**Task statement:**
Write out all of the data exactly as it appears.

**Data for this exercise:**

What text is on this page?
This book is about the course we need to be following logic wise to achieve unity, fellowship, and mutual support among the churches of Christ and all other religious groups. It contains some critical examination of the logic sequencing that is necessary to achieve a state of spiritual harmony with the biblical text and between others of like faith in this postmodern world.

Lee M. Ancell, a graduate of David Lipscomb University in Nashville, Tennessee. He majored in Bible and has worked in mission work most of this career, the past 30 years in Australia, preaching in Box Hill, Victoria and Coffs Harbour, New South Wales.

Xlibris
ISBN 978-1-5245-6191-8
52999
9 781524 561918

**Reply to the task:**
What text is on this page?
This book is about the course we need to be following logic wise to achieve unity, fellowship, and mutual support among the churches of Christ and all other religious groups. It contains some critical examination of the logic sequencing that is necessary to achieve a state of spiritual harmony with the biblical text and between others of like faith in this postmodern world.

Lee M. Ancell, a graduate of David Lipscomb University in Nashville, Tennessee. He majored in Bible and has worked in mission work most of this career, the past 30 years in Australia, preaching in Box Hill, Victoria and Coffs Harbour, New South Wales.

Xlibris
ISBN 978-1-5245-6191-8
52999
9 781524 561918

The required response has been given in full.